Extracted entries:
******************************

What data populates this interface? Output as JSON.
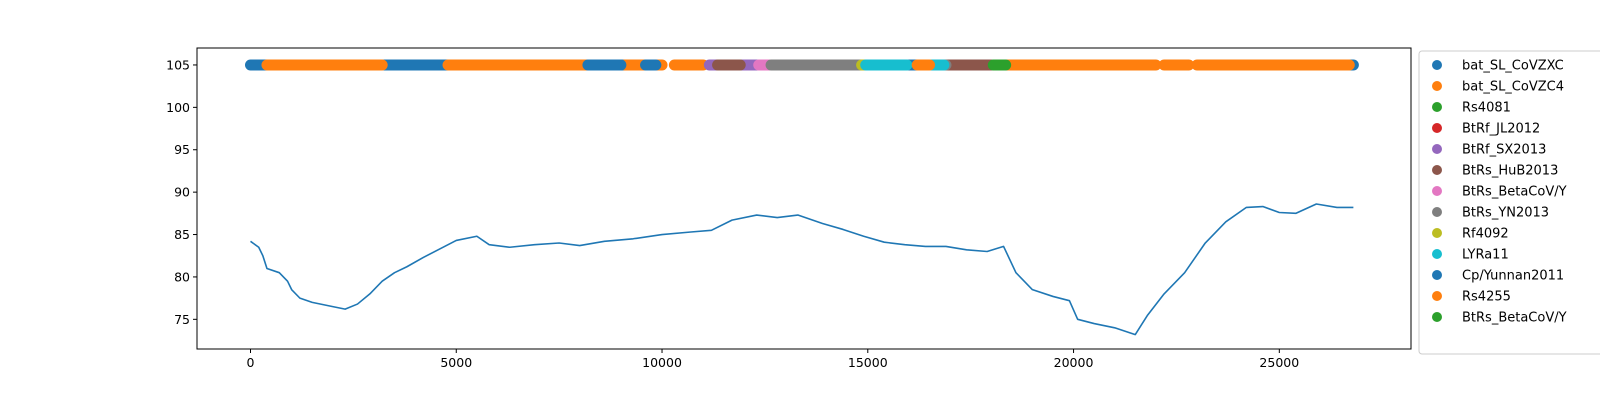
{
  "chart_data": {
    "type": "line",
    "title": "",
    "xlabel": "",
    "ylabel": "",
    "xlim": [
      -1300,
      28200
    ],
    "ylim": [
      71.5,
      107
    ],
    "xticks": [
      0,
      5000,
      10000,
      15000,
      20000,
      25000
    ],
    "yticks": [
      75,
      80,
      85,
      90,
      95,
      100,
      105
    ],
    "legend_position": "outside-right",
    "grid": false,
    "identity_line": {
      "color": "#1f77b4",
      "x": [
        0,
        200,
        300,
        400,
        700,
        800,
        900,
        1000,
        1200,
        1500,
        2000,
        2300,
        2600,
        2900,
        3200,
        3500,
        3800,
        4200,
        4600,
        5000,
        5500,
        5800,
        6300,
        6900,
        7500,
        8000,
        8600,
        9300,
        10000,
        10700,
        11200,
        11700,
        12300,
        12800,
        13300,
        13900,
        14400,
        14900,
        15400,
        15900,
        16400,
        16900,
        17400,
        17900,
        18300,
        18600,
        19000,
        19500,
        19900,
        20100,
        20500,
        21000,
        21500,
        21800,
        22200,
        22700,
        23200,
        23700,
        24200,
        24600,
        25000,
        25400,
        25900,
        26400,
        26800
      ],
      "y": [
        84.2,
        83.5,
        82.5,
        81.0,
        80.5,
        80.0,
        79.5,
        78.5,
        77.5,
        77.0,
        76.5,
        76.2,
        76.8,
        78.0,
        79.5,
        80.5,
        81.2,
        82.3,
        83.3,
        84.3,
        84.8,
        83.8,
        83.5,
        83.8,
        84.0,
        83.7,
        84.2,
        84.5,
        85.0,
        85.3,
        85.5,
        86.7,
        87.3,
        87.0,
        87.3,
        86.3,
        85.6,
        84.8,
        84.1,
        83.8,
        83.6,
        83.6,
        83.2,
        83.0,
        83.6,
        80.5,
        78.5,
        77.7,
        77.2,
        75.0,
        74.5,
        74.0,
        73.2,
        75.5,
        78.0,
        80.5,
        84.0,
        86.5,
        88.2,
        88.3,
        87.6,
        87.5,
        88.6,
        88.2,
        88.2
      ]
    },
    "strip_y": 105,
    "series": [
      {
        "name": "bat_SL_CoVZXC",
        "color": "#1f77b4",
        "segments": [
          [
            0,
            400
          ],
          [
            3250,
            4800
          ],
          [
            9000,
            9100
          ],
          [
            10600,
            10700
          ],
          [
            16000,
            16200
          ],
          [
            26700,
            26800
          ]
        ]
      },
      {
        "name": "bat_SL_CoVZC4",
        "color": "#ff7f0e",
        "segments": [
          [
            400,
            3200
          ],
          [
            4800,
            8200
          ],
          [
            9100,
            9600
          ],
          [
            9850,
            10000
          ],
          [
            10300,
            11000
          ]
        ]
      },
      {
        "name": "Rs4081",
        "color": "#2ca02c",
        "segments": [
          [
            11950,
            12000
          ]
        ]
      },
      {
        "name": "BtRf_JL2012",
        "color": "#d62728",
        "segments": []
      },
      {
        "name": "BtRf_SX2013",
        "color": "#9467bd",
        "segments": [
          [
            11150,
            11350
          ],
          [
            11950,
            12300
          ]
        ]
      },
      {
        "name": "BtRs_HuB2013",
        "color": "#8c564b",
        "segments": [
          [
            11350,
            11900
          ],
          [
            16900,
            18000
          ]
        ]
      },
      {
        "name": "BtRs_BetaCoV/Y",
        "color": "#e377c2",
        "segments": [
          [
            12350,
            12600
          ]
        ]
      },
      {
        "name": "BtRs_YN2013",
        "color": "#7f7f7f",
        "segments": [
          [
            12650,
            14850
          ],
          [
            16800,
            16900
          ]
        ]
      },
      {
        "name": "Rf4092",
        "color": "#bcbd22",
        "segments": [
          [
            14850,
            14950
          ]
        ]
      },
      {
        "name": "LYRa11",
        "color": "#17becf",
        "segments": [
          [
            14950,
            15950
          ],
          [
            16550,
            16850
          ]
        ]
      },
      {
        "name": "Cp/Yunnan2011",
        "color": "#1f77b4",
        "segments": [
          [
            8200,
            9000
          ],
          [
            9600,
            9850
          ]
        ]
      },
      {
        "name": "Rs4255",
        "color": "#ff7f0e",
        "segments": [
          [
            16200,
            16500
          ],
          [
            18350,
            22000
          ],
          [
            22200,
            22800
          ],
          [
            23000,
            26700
          ]
        ]
      },
      {
        "name": "BtRs_BetaCoV/Y",
        "color": "#2ca02c",
        "segments": [
          [
            18050,
            18350
          ]
        ]
      }
    ]
  }
}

******************************

The listing above needs to be output again exactly. Don't include the pictures.

Result of this exercise:
What data populates this interface? Output as JSON.
{
  "chart_data": {
    "type": "line",
    "title": "",
    "xlabel": "",
    "ylabel": "",
    "xlim": [
      -1300,
      28200
    ],
    "ylim": [
      71.5,
      107
    ],
    "xticks": [
      0,
      5000,
      10000,
      15000,
      20000,
      25000
    ],
    "yticks": [
      75,
      80,
      85,
      90,
      95,
      100,
      105
    ],
    "legend_position": "outside-right",
    "grid": false,
    "identity_line": {
      "color": "#1f77b4",
      "x": [
        0,
        200,
        300,
        400,
        700,
        800,
        900,
        1000,
        1200,
        1500,
        2000,
        2300,
        2600,
        2900,
        3200,
        3500,
        3800,
        4200,
        4600,
        5000,
        5500,
        5800,
        6300,
        6900,
        7500,
        8000,
        8600,
        9300,
        10000,
        10700,
        11200,
        11700,
        12300,
        12800,
        13300,
        13900,
        14400,
        14900,
        15400,
        15900,
        16400,
        16900,
        17400,
        17900,
        18300,
        18600,
        19000,
        19500,
        19900,
        20100,
        20500,
        21000,
        21500,
        21800,
        22200,
        22700,
        23200,
        23700,
        24200,
        24600,
        25000,
        25400,
        25900,
        26400,
        26800
      ],
      "y": [
        84.2,
        83.5,
        82.5,
        81.0,
        80.5,
        80.0,
        79.5,
        78.5,
        77.5,
        77.0,
        76.5,
        76.2,
        76.8,
        78.0,
        79.5,
        80.5,
        81.2,
        82.3,
        83.3,
        84.3,
        84.8,
        83.8,
        83.5,
        83.8,
        84.0,
        83.7,
        84.2,
        84.5,
        85.0,
        85.3,
        85.5,
        86.7,
        87.3,
        87.0,
        87.3,
        86.3,
        85.6,
        84.8,
        84.1,
        83.8,
        83.6,
        83.6,
        83.2,
        83.0,
        83.6,
        80.5,
        78.5,
        77.7,
        77.2,
        75.0,
        74.5,
        74.0,
        73.2,
        75.5,
        78.0,
        80.5,
        84.0,
        86.5,
        88.2,
        88.3,
        87.6,
        87.5,
        88.6,
        88.2,
        88.2
      ]
    },
    "strip_y": 105,
    "series": [
      {
        "name": "bat_SL_CoVZXC",
        "color": "#1f77b4",
        "segments": [
          [
            0,
            400
          ],
          [
            3250,
            4800
          ],
          [
            9000,
            9100
          ],
          [
            10600,
            10700
          ],
          [
            16000,
            16200
          ],
          [
            26700,
            26800
          ]
        ]
      },
      {
        "name": "bat_SL_CoVZC4",
        "color": "#ff7f0e",
        "segments": [
          [
            400,
            3200
          ],
          [
            4800,
            8200
          ],
          [
            9100,
            9600
          ],
          [
            9850,
            10000
          ],
          [
            10300,
            11000
          ]
        ]
      },
      {
        "name": "Rs4081",
        "color": "#2ca02c",
        "segments": [
          [
            11950,
            12000
          ]
        ]
      },
      {
        "name": "BtRf_JL2012",
        "color": "#d62728",
        "segments": []
      },
      {
        "name": "BtRf_SX2013",
        "color": "#9467bd",
        "segments": [
          [
            11150,
            11350
          ],
          [
            11950,
            12300
          ]
        ]
      },
      {
        "name": "BtRs_HuB2013",
        "color": "#8c564b",
        "segments": [
          [
            11350,
            11900
          ],
          [
            16900,
            18000
          ]
        ]
      },
      {
        "name": "BtRs_BetaCoV/Y",
        "color": "#e377c2",
        "segments": [
          [
            12350,
            12600
          ]
        ]
      },
      {
        "name": "BtRs_YN2013",
        "color": "#7f7f7f",
        "segments": [
          [
            12650,
            14850
          ],
          [
            16800,
            16900
          ]
        ]
      },
      {
        "name": "Rf4092",
        "color": "#bcbd22",
        "segments": [
          [
            14850,
            14950
          ]
        ]
      },
      {
        "name": "LYRa11",
        "color": "#17becf",
        "segments": [
          [
            14950,
            15950
          ],
          [
            16550,
            16850
          ]
        ]
      },
      {
        "name": "Cp/Yunnan2011",
        "color": "#1f77b4",
        "segments": [
          [
            8200,
            9000
          ],
          [
            9600,
            9850
          ]
        ]
      },
      {
        "name": "Rs4255",
        "color": "#ff7f0e",
        "segments": [
          [
            16200,
            16500
          ],
          [
            18350,
            22000
          ],
          [
            22200,
            22800
          ],
          [
            23000,
            26700
          ]
        ]
      },
      {
        "name": "BtRs_BetaCoV/Y",
        "color": "#2ca02c",
        "segments": [
          [
            18050,
            18350
          ]
        ]
      }
    ]
  }
}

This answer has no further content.